Stored data
○ ○ ○ ○ ○

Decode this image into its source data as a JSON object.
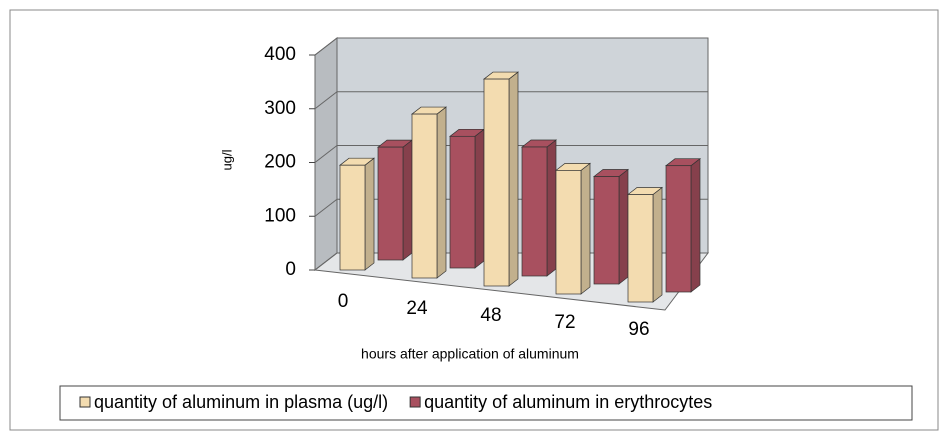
{
  "chart_data": {
    "type": "bar3d",
    "categories": [
      "0",
      "24",
      "48",
      "72",
      "96"
    ],
    "series": [
      {
        "name": "quantity of aluminum in plasma (ug/l)",
        "color": "#f3dcb0",
        "values": [
          195,
          305,
          385,
          230,
          200
        ]
      },
      {
        "name": "quantity of aluminum in erythrocytes",
        "color": "#a8505f",
        "values": [
          210,
          245,
          240,
          200,
          235
        ]
      }
    ],
    "ylim": [
      0,
      400
    ],
    "yticks": [
      0,
      100,
      200,
      300,
      400
    ],
    "y_label": "ug/l",
    "x_label": "hours after application of aluminum",
    "grid": true,
    "legend": "bottom"
  }
}
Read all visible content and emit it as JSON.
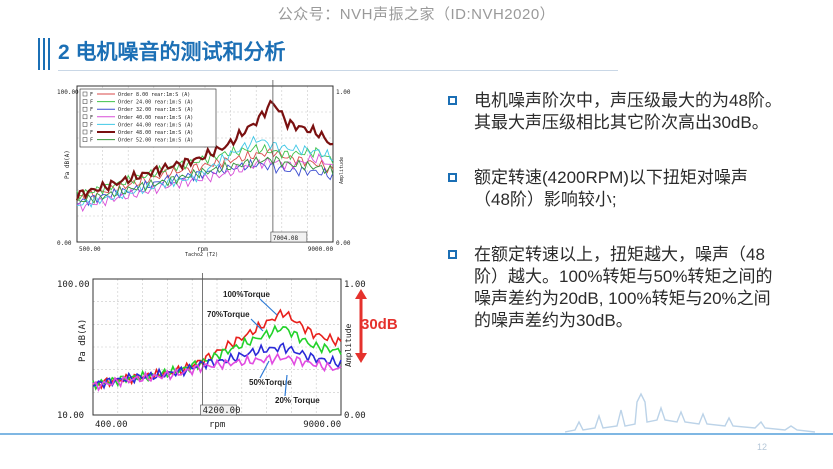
{
  "watermark": "公众号：NVH声振之家（ID:NVH2020）",
  "slide": {
    "title": "2 电机噪音的测试和分析",
    "page_number": "12",
    "accent": "#1b6fb5"
  },
  "bullets": [
    "电机噪声阶次中，声压级最大的为48阶。其最大声压级相比其它阶次高出30dB。",
    "额定转速(4200RPM)以下扭矩对噪声（48阶）影响较小;",
    "在额定转速以上，扭矩越大，噪声（48阶）越大。100%转矩与50%转矩之间的噪声差约为20dB, 100%转矩与20%之间的噪声差约为30dB。"
  ],
  "annotation": "30dB",
  "chart_data": [
    {
      "type": "line",
      "title": "",
      "xlabel": "rpm",
      "xlabel2": "Tacho2 (T2)",
      "ylabel": "Pa dB(A)",
      "ylabel_right": "Amplitude",
      "xlim": [
        500,
        9000
      ],
      "ylim_top_label": "100.00",
      "ylim_bottom_label": "0.00",
      "right_top_label": "1.00",
      "right_bottom_label": "0.00",
      "x_tick_labels": [
        "500.00",
        "9000.00"
      ],
      "cursor_label": "7004.08",
      "cursor_x": 7004,
      "legend_position": "top-left",
      "series": [
        {
          "name": "Order 8.00 rear:1m:S (A)",
          "color": "#d94a4a",
          "x": [
            500,
            1500,
            2500,
            3500,
            4500,
            5500,
            6500,
            7000,
            7500,
            8500,
            9000
          ],
          "y": [
            28,
            33,
            38,
            44,
            48,
            52,
            56,
            58,
            54,
            50,
            46
          ]
        },
        {
          "name": "Order 24.00 rear:1m:S (A)",
          "color": "#3fc24a",
          "x": [
            500,
            1500,
            2500,
            3500,
            4500,
            5500,
            6500,
            7000,
            7500,
            8500,
            9000
          ],
          "y": [
            30,
            35,
            41,
            47,
            52,
            57,
            60,
            58,
            56,
            58,
            52
          ]
        },
        {
          "name": "Order 32.00 rear:1m:S (A)",
          "color": "#3a4cd0",
          "x": [
            500,
            1500,
            2500,
            3500,
            4500,
            5500,
            6500,
            7000,
            7500,
            8500,
            9000
          ],
          "y": [
            25,
            30,
            34,
            40,
            43,
            47,
            50,
            48,
            46,
            45,
            42
          ]
        },
        {
          "name": "Order 40.00 rear:1m:S (A)",
          "color": "#d84fd8",
          "x": [
            500,
            1500,
            2500,
            3500,
            4500,
            5500,
            6500,
            7000,
            7500,
            8500,
            9000
          ],
          "y": [
            22,
            27,
            31,
            36,
            40,
            44,
            50,
            52,
            49,
            54,
            48
          ]
        },
        {
          "name": "Order 44.00 rear:1m:S (A)",
          "color": "#41c8e6",
          "x": [
            500,
            1500,
            2500,
            3500,
            4500,
            5500,
            6500,
            7000,
            7500,
            8500,
            9000
          ],
          "y": [
            24,
            28,
            33,
            38,
            42,
            55,
            66,
            62,
            60,
            58,
            54
          ]
        },
        {
          "name": "Order 48.00 rear:1m:S (A)",
          "color": "#7a1010",
          "x": [
            500,
            1500,
            2500,
            3500,
            4500,
            5500,
            6500,
            7000,
            7500,
            8500,
            9000
          ],
          "y": [
            30,
            36,
            42,
            48,
            53,
            62,
            78,
            90,
            76,
            70,
            62
          ]
        },
        {
          "name": "Order 52.00 rear:1m:S (A)",
          "color": "#37963a",
          "x": [
            500,
            1500,
            2500,
            3500,
            4500,
            5500,
            6500,
            7000,
            7500,
            8500,
            9000
          ],
          "y": [
            26,
            30,
            35,
            39,
            44,
            48,
            52,
            53,
            50,
            48,
            45
          ]
        }
      ]
    },
    {
      "type": "line",
      "title": "",
      "xlabel": "rpm",
      "ylabel": "Pa dB(A)",
      "ylabel_right": "Amplitude",
      "xlim": [
        400,
        9000
      ],
      "ylim_top_label": "100.00",
      "ylim_bottom_label": "10.00",
      "right_top_label": "1.00",
      "right_bottom_label": "0.00",
      "x_tick_labels": [
        "400.00",
        "9000.00"
      ],
      "cursor_label": "4200.00",
      "cursor_x": 4200,
      "series": [
        {
          "name": "100%Torque",
          "color": "#e8201c",
          "x": [
            400,
            1500,
            2500,
            3500,
            4200,
            5000,
            6000,
            7000,
            8000,
            9000
          ],
          "y": [
            30,
            34,
            36,
            40,
            46,
            55,
            66,
            78,
            64,
            58
          ]
        },
        {
          "name": "70%Torque",
          "color": "#22d22a",
          "x": [
            400,
            1500,
            2500,
            3500,
            4200,
            5000,
            6000,
            7000,
            8000,
            9000
          ],
          "y": [
            30,
            34,
            36,
            40,
            45,
            52,
            60,
            68,
            56,
            52
          ]
        },
        {
          "name": "50%Torque",
          "color": "#2a2ad8",
          "x": [
            400,
            1500,
            2500,
            3500,
            4200,
            5000,
            6000,
            7000,
            8000,
            9000
          ],
          "y": [
            30,
            34,
            36,
            39,
            44,
            46,
            52,
            55,
            48,
            44
          ]
        },
        {
          "name": "20% Torque",
          "color": "#e14be1",
          "x": [
            400,
            1500,
            2500,
            3500,
            4200,
            5000,
            6000,
            7000,
            8000,
            9000
          ],
          "y": [
            29,
            33,
            35,
            38,
            42,
            44,
            46,
            48,
            44,
            40
          ]
        }
      ]
    }
  ]
}
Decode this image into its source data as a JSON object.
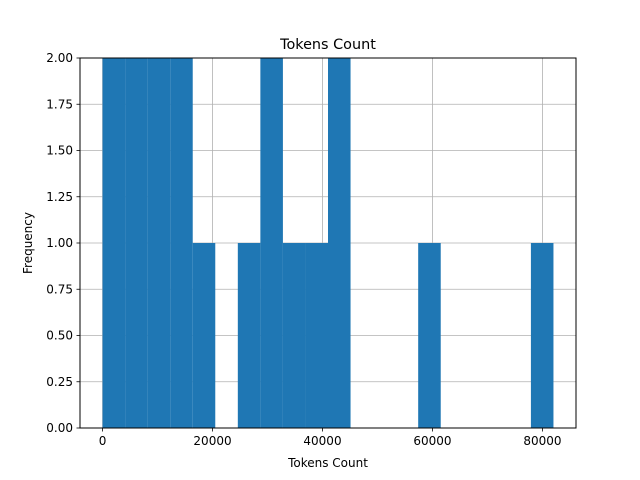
{
  "chart_data": {
    "type": "bar",
    "title": "Tokens Count",
    "xlabel": "Tokens Count",
    "ylabel": "Frequency",
    "xlim": [
      -4100,
      86100
    ],
    "ylim": [
      0,
      2
    ],
    "grid": true,
    "bar_color": "#1f77b4",
    "bin_edges": [
      0,
      4100,
      8200,
      12300,
      16400,
      20500,
      24600,
      28700,
      32800,
      36900,
      41000,
      45100,
      49200,
      53300,
      57400,
      61500,
      65600,
      69700,
      73800,
      77900,
      82000
    ],
    "values": [
      2,
      2,
      2,
      2,
      1,
      0,
      1,
      2,
      1,
      1,
      2,
      0,
      0,
      0,
      1,
      0,
      0,
      0,
      0,
      1
    ],
    "xticks": [
      0,
      20000,
      40000,
      60000,
      80000
    ],
    "yticks": [
      0.0,
      0.25,
      0.5,
      0.75,
      1.0,
      1.25,
      1.5,
      1.75,
      2.0
    ],
    "xtick_labels": [
      "0",
      "20000",
      "40000",
      "60000",
      "80000"
    ],
    "ytick_labels": [
      "0.00",
      "0.25",
      "0.50",
      "0.75",
      "1.00",
      "1.25",
      "1.50",
      "1.75",
      "2.00"
    ]
  }
}
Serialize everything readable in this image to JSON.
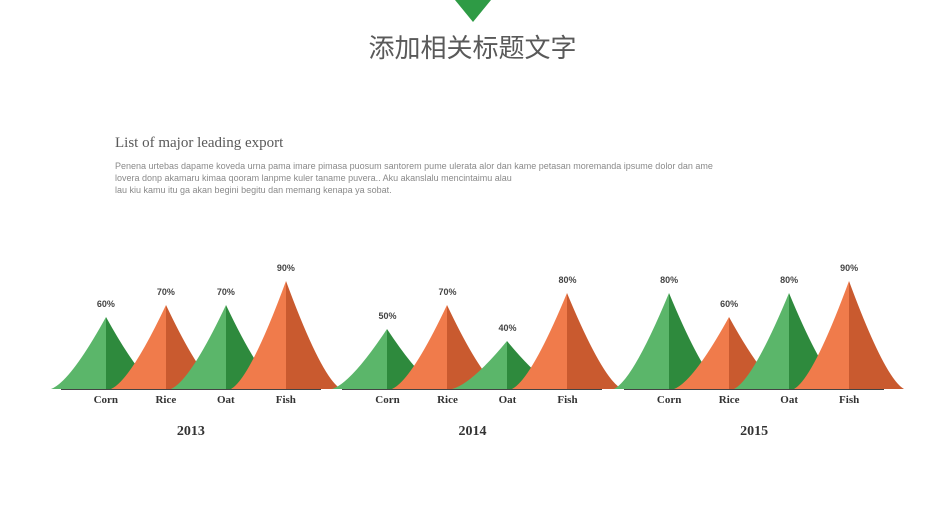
{
  "header": {
    "marker_color": "#2e9b45",
    "title": "添加相关标题文字",
    "title_fontsize": 26,
    "title_color": "#595959"
  },
  "intro": {
    "subtitle": "List of major leading export",
    "subtitle_fontsize": 15,
    "subtitle_color": "#595959",
    "body": "Penena urtebas dapame koveda urna pama imare pimasa puosum santorem pume ulerata alor dan kame petasan moremanda ipsume dolor dan ame\nlovera donp akamaru kimaa qooram lanpme kuler taname puvera.. Aku akanslalu mencintaimu alau\nlau kiu kamu itu ga akan begini begitu dan memang  kenapa ya sobat.",
    "body_fontsize": 9,
    "body_color": "#8a8a8a"
  },
  "chart": {
    "type": "peak-area",
    "categories": [
      "Corn",
      "Rice",
      "Oat",
      "Fish"
    ],
    "category_fontsize": 11,
    "max_value": 100,
    "peak_height_max": 120,
    "peak_half_width": 55,
    "peak_centers": [
      45,
      105,
      165,
      225
    ],
    "value_label_fontsize": 9,
    "year_fontsize": 14,
    "axis_color": "#444444",
    "colors": {
      "green_light": "#5bb66a",
      "green_dark": "#2e8a3d",
      "orange_light": "#f07b4b",
      "orange_dark": "#c95a2f"
    },
    "color_map": [
      "green",
      "orange",
      "green",
      "orange"
    ],
    "groups": [
      {
        "year": "2013",
        "values": [
          60,
          70,
          70,
          90
        ]
      },
      {
        "year": "2014",
        "values": [
          50,
          70,
          40,
          80
        ]
      },
      {
        "year": "2015",
        "values": [
          80,
          60,
          80,
          90
        ]
      }
    ]
  }
}
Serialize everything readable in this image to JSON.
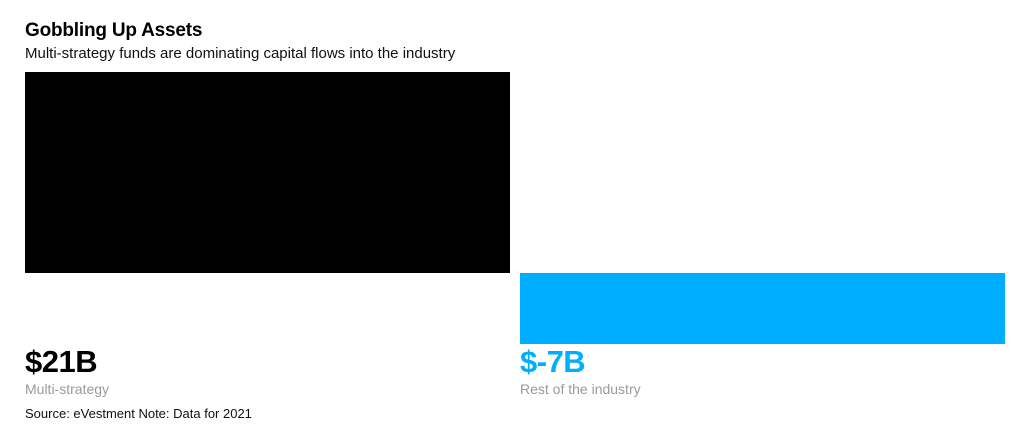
{
  "header": {
    "title": "Gobbling Up Assets",
    "subtitle": "Multi-strategy funds are dominating capital flows into the industry"
  },
  "bars": [
    {
      "value_label": "$21B",
      "category": "Multi-strategy",
      "color": "#000000"
    },
    {
      "value_label": "$-7B",
      "category": "Rest of the industry",
      "color": "#00AEFF"
    }
  ],
  "footer": {
    "source": "Source: eVestment Note: Data for 2021"
  },
  "chart_data": {
    "type": "bar",
    "title": "Gobbling Up Assets",
    "subtitle": "Multi-strategy funds are dominating capital flows into the industry",
    "categories": [
      "Multi-strategy",
      "Rest of the industry"
    ],
    "values": [
      21,
      -7
    ],
    "unit": "USD billions",
    "value_labels": [
      "$21B",
      "$-7B"
    ],
    "colors": [
      "#000000",
      "#00AEFF"
    ],
    "xlabel": "",
    "ylabel": "",
    "ylim": [
      -7,
      21
    ],
    "grid": false,
    "legend": "none (direct labels beneath bars)",
    "source": "Source: eVestment Note: Data for 2021"
  }
}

○ ○ ○ ○ ○

Goal –
Tell how many lines include "strategy". The number is the whole answer.

Result for this task –
4